* AIM OF THE TASK
Which lines contain the word "address"? Return each of them as written.

* DATASET RECORDS
[start]
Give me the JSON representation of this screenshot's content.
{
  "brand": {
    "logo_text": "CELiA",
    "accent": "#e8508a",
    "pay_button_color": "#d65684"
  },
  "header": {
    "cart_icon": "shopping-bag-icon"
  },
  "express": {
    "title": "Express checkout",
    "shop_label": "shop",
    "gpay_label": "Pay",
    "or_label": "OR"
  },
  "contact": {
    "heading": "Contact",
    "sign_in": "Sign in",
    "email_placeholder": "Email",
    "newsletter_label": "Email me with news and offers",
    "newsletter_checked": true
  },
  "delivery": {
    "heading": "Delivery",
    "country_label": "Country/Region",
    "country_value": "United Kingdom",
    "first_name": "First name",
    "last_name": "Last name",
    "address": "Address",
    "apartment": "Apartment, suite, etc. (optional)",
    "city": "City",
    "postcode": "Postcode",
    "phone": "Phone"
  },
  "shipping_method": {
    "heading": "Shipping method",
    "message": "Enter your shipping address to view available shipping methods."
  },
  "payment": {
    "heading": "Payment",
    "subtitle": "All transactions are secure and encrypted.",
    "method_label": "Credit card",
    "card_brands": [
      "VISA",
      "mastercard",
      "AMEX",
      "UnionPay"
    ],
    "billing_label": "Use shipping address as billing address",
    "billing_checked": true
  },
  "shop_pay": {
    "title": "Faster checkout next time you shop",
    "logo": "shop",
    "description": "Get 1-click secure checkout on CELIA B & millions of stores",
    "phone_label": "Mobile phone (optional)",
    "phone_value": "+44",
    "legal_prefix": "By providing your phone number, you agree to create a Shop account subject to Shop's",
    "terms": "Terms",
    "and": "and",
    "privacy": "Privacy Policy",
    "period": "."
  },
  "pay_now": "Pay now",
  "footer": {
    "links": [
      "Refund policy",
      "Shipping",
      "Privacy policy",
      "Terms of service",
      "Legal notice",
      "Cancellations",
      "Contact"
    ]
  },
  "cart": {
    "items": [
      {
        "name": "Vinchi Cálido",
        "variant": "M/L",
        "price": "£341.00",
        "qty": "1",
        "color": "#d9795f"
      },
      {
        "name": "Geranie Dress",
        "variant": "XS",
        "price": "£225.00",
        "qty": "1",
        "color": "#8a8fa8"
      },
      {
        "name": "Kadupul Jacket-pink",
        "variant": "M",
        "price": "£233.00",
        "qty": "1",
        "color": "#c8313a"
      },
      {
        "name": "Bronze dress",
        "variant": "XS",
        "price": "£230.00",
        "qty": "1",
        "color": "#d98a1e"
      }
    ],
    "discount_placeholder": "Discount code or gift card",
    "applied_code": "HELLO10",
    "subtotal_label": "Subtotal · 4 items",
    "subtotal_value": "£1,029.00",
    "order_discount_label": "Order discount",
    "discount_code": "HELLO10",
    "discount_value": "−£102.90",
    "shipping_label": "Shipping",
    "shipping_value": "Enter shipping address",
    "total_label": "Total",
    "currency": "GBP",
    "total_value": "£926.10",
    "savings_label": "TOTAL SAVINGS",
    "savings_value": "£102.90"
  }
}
[end]
* RESULT OF THIS EXERCISE
    "address": "Address",
    "message": "Enter your shipping address to view available shipping methods."
    "billing_label": "Use shipping address as billing address",
    "shipping_value": "Enter shipping address",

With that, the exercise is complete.